WORK TO COMPLETE:
Reproduce all the material exactly, minus any pictures it holds.

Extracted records
..........
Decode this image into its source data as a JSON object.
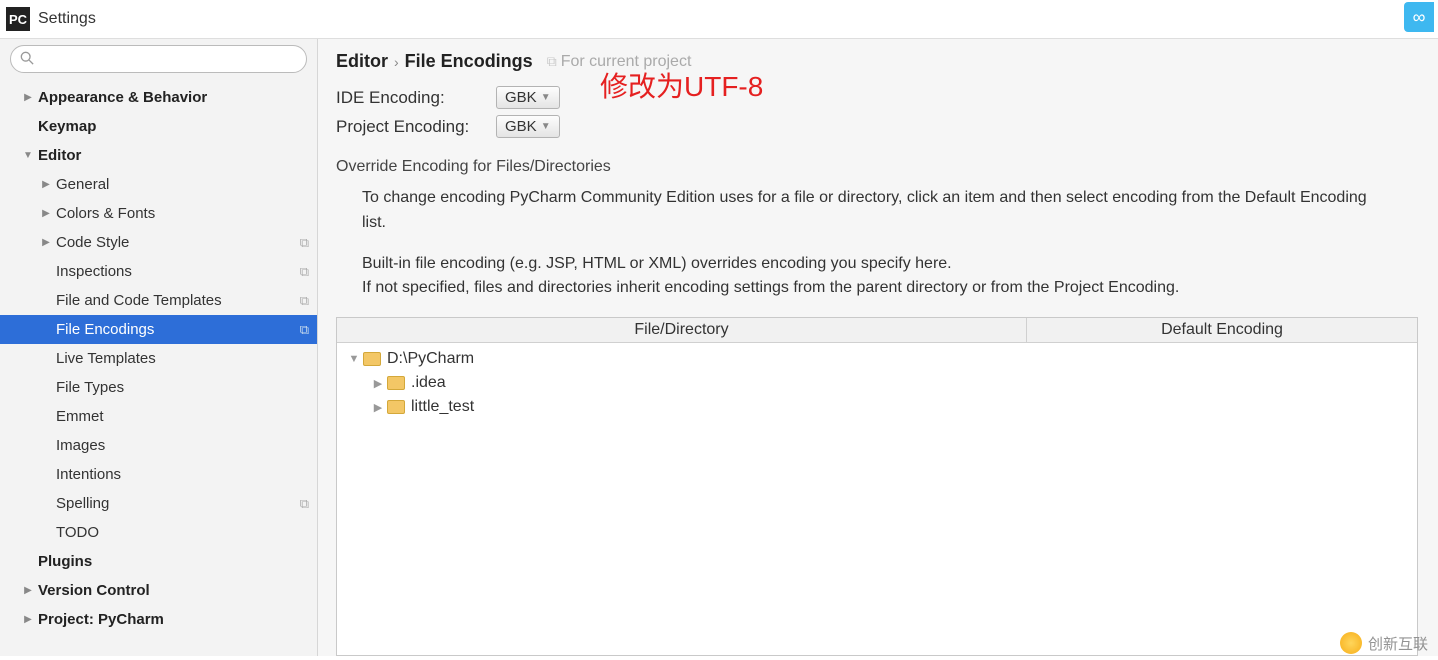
{
  "window": {
    "app_icon_text": "PC",
    "title": "Settings"
  },
  "search": {
    "placeholder": ""
  },
  "sidebar": [
    {
      "label": "Appearance & Behavior",
      "indent": 0,
      "bold": true,
      "arrow": "▶",
      "copy": false,
      "selected": false
    },
    {
      "label": "Keymap",
      "indent": 0,
      "bold": true,
      "arrow": "",
      "copy": false,
      "selected": false
    },
    {
      "label": "Editor",
      "indent": 0,
      "bold": true,
      "arrow": "▼",
      "copy": false,
      "selected": false
    },
    {
      "label": "General",
      "indent": 1,
      "bold": false,
      "arrow": "▶",
      "copy": false,
      "selected": false
    },
    {
      "label": "Colors & Fonts",
      "indent": 1,
      "bold": false,
      "arrow": "▶",
      "copy": false,
      "selected": false
    },
    {
      "label": "Code Style",
      "indent": 1,
      "bold": false,
      "arrow": "▶",
      "copy": true,
      "selected": false
    },
    {
      "label": "Inspections",
      "indent": 1,
      "bold": false,
      "arrow": "",
      "copy": true,
      "selected": false
    },
    {
      "label": "File and Code Templates",
      "indent": 1,
      "bold": false,
      "arrow": "",
      "copy": true,
      "selected": false
    },
    {
      "label": "File Encodings",
      "indent": 1,
      "bold": false,
      "arrow": "",
      "copy": true,
      "selected": true
    },
    {
      "label": "Live Templates",
      "indent": 1,
      "bold": false,
      "arrow": "",
      "copy": false,
      "selected": false
    },
    {
      "label": "File Types",
      "indent": 1,
      "bold": false,
      "arrow": "",
      "copy": false,
      "selected": false
    },
    {
      "label": "Emmet",
      "indent": 1,
      "bold": false,
      "arrow": "",
      "copy": false,
      "selected": false
    },
    {
      "label": "Images",
      "indent": 1,
      "bold": false,
      "arrow": "",
      "copy": false,
      "selected": false
    },
    {
      "label": "Intentions",
      "indent": 1,
      "bold": false,
      "arrow": "",
      "copy": false,
      "selected": false
    },
    {
      "label": "Spelling",
      "indent": 1,
      "bold": false,
      "arrow": "",
      "copy": true,
      "selected": false
    },
    {
      "label": "TODO",
      "indent": 1,
      "bold": false,
      "arrow": "",
      "copy": false,
      "selected": false
    },
    {
      "label": "Plugins",
      "indent": 0,
      "bold": true,
      "arrow": "",
      "copy": false,
      "selected": false
    },
    {
      "label": "Version Control",
      "indent": 0,
      "bold": true,
      "arrow": "▶",
      "copy": false,
      "selected": false
    },
    {
      "label": "Project: PyCharm",
      "indent": 0,
      "bold": true,
      "arrow": "▶",
      "copy": false,
      "selected": false
    }
  ],
  "breadcrumb": {
    "root": "Editor",
    "leaf": "File Encodings",
    "hint": "For current project"
  },
  "annotation": {
    "text": "修改为UTF-8"
  },
  "form": {
    "ide_label": "IDE Encoding:",
    "ide_value": "GBK",
    "proj_label": "Project Encoding:",
    "proj_value": "GBK"
  },
  "override": {
    "title": "Override Encoding for Files/Directories",
    "help1": "To change encoding PyCharm Community Edition uses for a file or directory, click an item and then select encoding from the Default Encoding list.",
    "help2": "Built-in file encoding (e.g. JSP, HTML or XML) overrides encoding you specify here.\nIf not specified, files and directories inherit encoding settings from the parent directory or from the Project Encoding."
  },
  "table": {
    "col1": "File/Directory",
    "col2": "Default Encoding",
    "rows": [
      {
        "name": "D:\\PyCharm",
        "indent": 0,
        "arrow": "▼"
      },
      {
        "name": ".idea",
        "indent": 1,
        "arrow": "▶"
      },
      {
        "name": "little_test",
        "indent": 1,
        "arrow": "▶"
      }
    ]
  },
  "watermark": "创新互联"
}
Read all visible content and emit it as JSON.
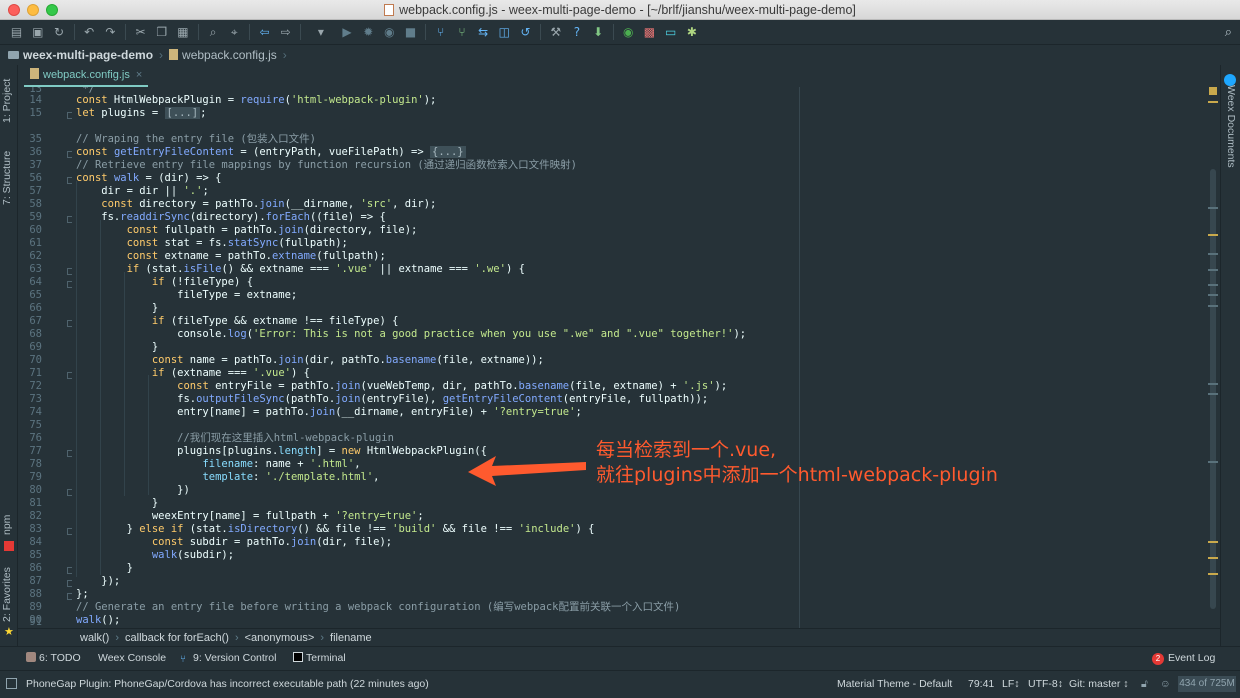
{
  "window": {
    "title": "webpack.config.js - weex-multi-page-demo - [~/brlf/jianshu/weex-multi-page-demo]"
  },
  "toolbar": {
    "icons": [
      "open-folder-icon",
      "save-icon",
      "sync-icon",
      "undo-icon",
      "redo-icon",
      "cut-icon",
      "copy-icon",
      "paste-icon",
      "find-icon",
      "replace-icon",
      "back-icon",
      "forward-icon",
      "run-config-dropdown-icon",
      "run-icon",
      "debug-icon",
      "coverage-icon",
      "stop-icon",
      "vcs-update-icon",
      "vcs-commit-icon",
      "vcs-compare-icon",
      "vcs-history-icon",
      "vcs-revert-icon",
      "vcs-branch-icon",
      "help-icon",
      "sdk-manager-icon",
      "weex-run-icon",
      "plugin-icon",
      "device-icon",
      "puzzle-icon"
    ]
  },
  "navbar": {
    "project": "weex-multi-page-demo",
    "file": "webpack.config.js"
  },
  "left_tabs": {
    "project": "1: Project",
    "structure": "7: Structure",
    "npm": "npm",
    "favorites": "2: Favorites"
  },
  "right_tabs": {
    "weex_docs": "Weex Documents"
  },
  "editor": {
    "tab_label": "webpack.config.js",
    "line_numbers": [
      "13",
      "14",
      "15",
      "35",
      "36",
      "37",
      "56",
      "57",
      "58",
      "59",
      "60",
      "61",
      "62",
      "63",
      "64",
      "65",
      "66",
      "67",
      "68",
      "69",
      "70",
      "71",
      "72",
      "73",
      "74",
      "75",
      "76",
      "77",
      "78",
      "79",
      "80",
      "81",
      "82",
      "83",
      "84",
      "85",
      "86",
      "87",
      "88",
      "89",
      "90",
      "91"
    ]
  },
  "breadcrumb": {
    "items": [
      "walk()",
      "callback for forEach()",
      "<anonymous>",
      "filename"
    ]
  },
  "bottom_tools": {
    "todo": "6: TODO",
    "weex_console": "Weex Console",
    "version_control": "9: Version Control",
    "terminal": "Terminal",
    "event_log": "Event Log",
    "event_count": "2"
  },
  "status": {
    "message": "PhoneGap Plugin: PhoneGap/Cordova has incorrect executable path (22 minutes ago)",
    "theme": "Material Theme - Default",
    "position": "79:41",
    "line_sep": "LF↕",
    "encoding": "UTF-8↕",
    "git": "Git: master ↕",
    "memory": "434 of 725M"
  },
  "annotation": {
    "line1": "每当检索到一个.vue,",
    "line2": "就往plugins中添加一个html-webpack-plugin"
  },
  "colors": {
    "background": "#263238",
    "keyword": "#ffcb6b",
    "string": "#c3e88d",
    "annotation": "#ff5a2e"
  }
}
..........
CORRECT RESULT:
Decode this image into its source data as a JSON object.
{
  "window": {
    "app_icon_text": "PC",
    "title": "Settings"
  },
  "search": {
    "placeholder": ""
  },
  "sidebar": [
    {
      "label": "Appearance & Behavior",
      "indent": 0,
      "bold": true,
      "arrow": "▶",
      "copy": false,
      "selected": false
    },
    {
      "label": "Keymap",
      "indent": 0,
      "bold": true,
      "arrow": "",
      "copy": false,
      "selected": false
    },
    {
      "label": "Editor",
      "indent": 0,
      "bold": true,
      "arrow": "▼",
      "copy": false,
      "selected": false
    },
    {
      "label": "General",
      "indent": 1,
      "bold": false,
      "arrow": "▶",
      "copy": false,
      "selected": false
    },
    {
      "label": "Colors & Fonts",
      "indent": 1,
      "bold": false,
      "arrow": "▶",
      "copy": false,
      "selected": false
    },
    {
      "label": "Code Style",
      "indent": 1,
      "bold": false,
      "arrow": "▶",
      "copy": true,
      "selected": false
    },
    {
      "label": "Inspections",
      "indent": 1,
      "bold": false,
      "arrow": "",
      "copy": true,
      "selected": false
    },
    {
      "label": "File and Code Templates",
      "indent": 1,
      "bold": false,
      "arrow": "",
      "copy": true,
      "selected": false
    },
    {
      "label": "File Encodings",
      "indent": 1,
      "bold": false,
      "arrow": "",
      "copy": true,
      "selected": true
    },
    {
      "label": "Live Templates",
      "indent": 1,
      "bold": false,
      "arrow": "",
      "copy": false,
      "selected": false
    },
    {
      "label": "File Types",
      "indent": 1,
      "bold": false,
      "arrow": "",
      "copy": false,
      "selected": false
    },
    {
      "label": "Emmet",
      "indent": 1,
      "bold": false,
      "arrow": "",
      "copy": false,
      "selected": false
    },
    {
      "label": "Images",
      "indent": 1,
      "bold": false,
      "arrow": "",
      "copy": false,
      "selected": false
    },
    {
      "label": "Intentions",
      "indent": 1,
      "bold": false,
      "arrow": "",
      "copy": false,
      "selected": false
    },
    {
      "label": "Spelling",
      "indent": 1,
      "bold": false,
      "arrow": "",
      "copy": true,
      "selected": false
    },
    {
      "label": "TODO",
      "indent": 1,
      "bold": false,
      "arrow": "",
      "copy": false,
      "selected": false
    },
    {
      "label": "Plugins",
      "indent": 0,
      "bold": true,
      "arrow": "",
      "copy": false,
      "selected": false
    },
    {
      "label": "Version Control",
      "indent": 0,
      "bold": true,
      "arrow": "▶",
      "copy": false,
      "selected": false
    },
    {
      "label": "Project: PyCharm",
      "indent": 0,
      "bold": true,
      "arrow": "▶",
      "copy": false,
      "selected": false
    }
  ],
  "breadcrumb": {
    "root": "Editor",
    "leaf": "File Encodings",
    "hint": "For current project"
  },
  "annotation": {
    "text": "修改为UTF-8"
  },
  "form": {
    "ide_label": "IDE Encoding:",
    "ide_value": "GBK",
    "proj_label": "Project Encoding:",
    "proj_value": "GBK"
  },
  "override": {
    "title": "Override Encoding for Files/Directories",
    "help1": "To change encoding PyCharm Community Edition uses for a file or directory, click an item and then select encoding from the Default Encoding list.",
    "help2": "Built-in file encoding (e.g. JSP, HTML or XML) overrides encoding you specify here.\nIf not specified, files and directories inherit encoding settings from the parent directory or from the Project Encoding."
  },
  "table": {
    "col1": "File/Directory",
    "col2": "Default Encoding",
    "rows": [
      {
        "name": "D:\\PyCharm",
        "indent": 0,
        "arrow": "▼"
      },
      {
        "name": ".idea",
        "indent": 1,
        "arrow": "▶"
      },
      {
        "name": "little_test",
        "indent": 1,
        "arrow": "▶"
      }
    ]
  },
  "watermark": "创新互联"
}
Read all visible content and emit it as JSON.
{
  "window": {
    "title": "webpack.config.js - weex-multi-page-demo - [~/brlf/jianshu/weex-multi-page-demo]"
  },
  "toolbar": {
    "icons": [
      "open-folder-icon",
      "save-icon",
      "sync-icon",
      "undo-icon",
      "redo-icon",
      "cut-icon",
      "copy-icon",
      "paste-icon",
      "find-icon",
      "replace-icon",
      "back-icon",
      "forward-icon",
      "run-config-dropdown-icon",
      "run-icon",
      "debug-icon",
      "coverage-icon",
      "stop-icon",
      "vcs-update-icon",
      "vcs-commit-icon",
      "vcs-compare-icon",
      "vcs-history-icon",
      "vcs-revert-icon",
      "vcs-branch-icon",
      "help-icon",
      "sdk-manager-icon",
      "weex-run-icon",
      "plugin-icon",
      "device-icon",
      "puzzle-icon"
    ]
  },
  "navbar": {
    "project": "weex-multi-page-demo",
    "file": "webpack.config.js"
  },
  "left_tabs": {
    "project": "1: Project",
    "structure": "7: Structure",
    "npm": "npm",
    "favorites": "2: Favorites"
  },
  "right_tabs": {
    "weex_docs": "Weex Documents"
  },
  "editor": {
    "tab_label": "webpack.config.js",
    "line_numbers": [
      "13",
      "14",
      "15",
      "35",
      "36",
      "37",
      "56",
      "57",
      "58",
      "59",
      "60",
      "61",
      "62",
      "63",
      "64",
      "65",
      "66",
      "67",
      "68",
      "69",
      "70",
      "71",
      "72",
      "73",
      "74",
      "75",
      "76",
      "77",
      "78",
      "79",
      "80",
      "81",
      "82",
      "83",
      "84",
      "85",
      "86",
      "87",
      "88",
      "89",
      "90",
      "91"
    ]
  },
  "breadcrumb": {
    "items": [
      "walk()",
      "callback for forEach()",
      "<anonymous>",
      "filename"
    ]
  },
  "bottom_tools": {
    "todo": "6: TODO",
    "weex_console": "Weex Console",
    "version_control": "9: Version Control",
    "terminal": "Terminal",
    "event_log": "Event Log",
    "event_count": "2"
  },
  "status": {
    "message": "PhoneGap Plugin: PhoneGap/Cordova has incorrect executable path (22 minutes ago)",
    "theme": "Material Theme - Default",
    "position": "79:41",
    "line_sep": "LF↕",
    "encoding": "UTF-8↕",
    "git": "Git: master ↕",
    "memory": "434 of 725M"
  },
  "annotation": {
    "line1": "每当检索到一个.vue,",
    "line2": "就往plugins中添加一个html-webpack-plugin"
  },
  "colors": {
    "background": "#263238",
    "keyword": "#ffcb6b",
    "string": "#c3e88d",
    "annotation": "#ff5a2e"
  }
}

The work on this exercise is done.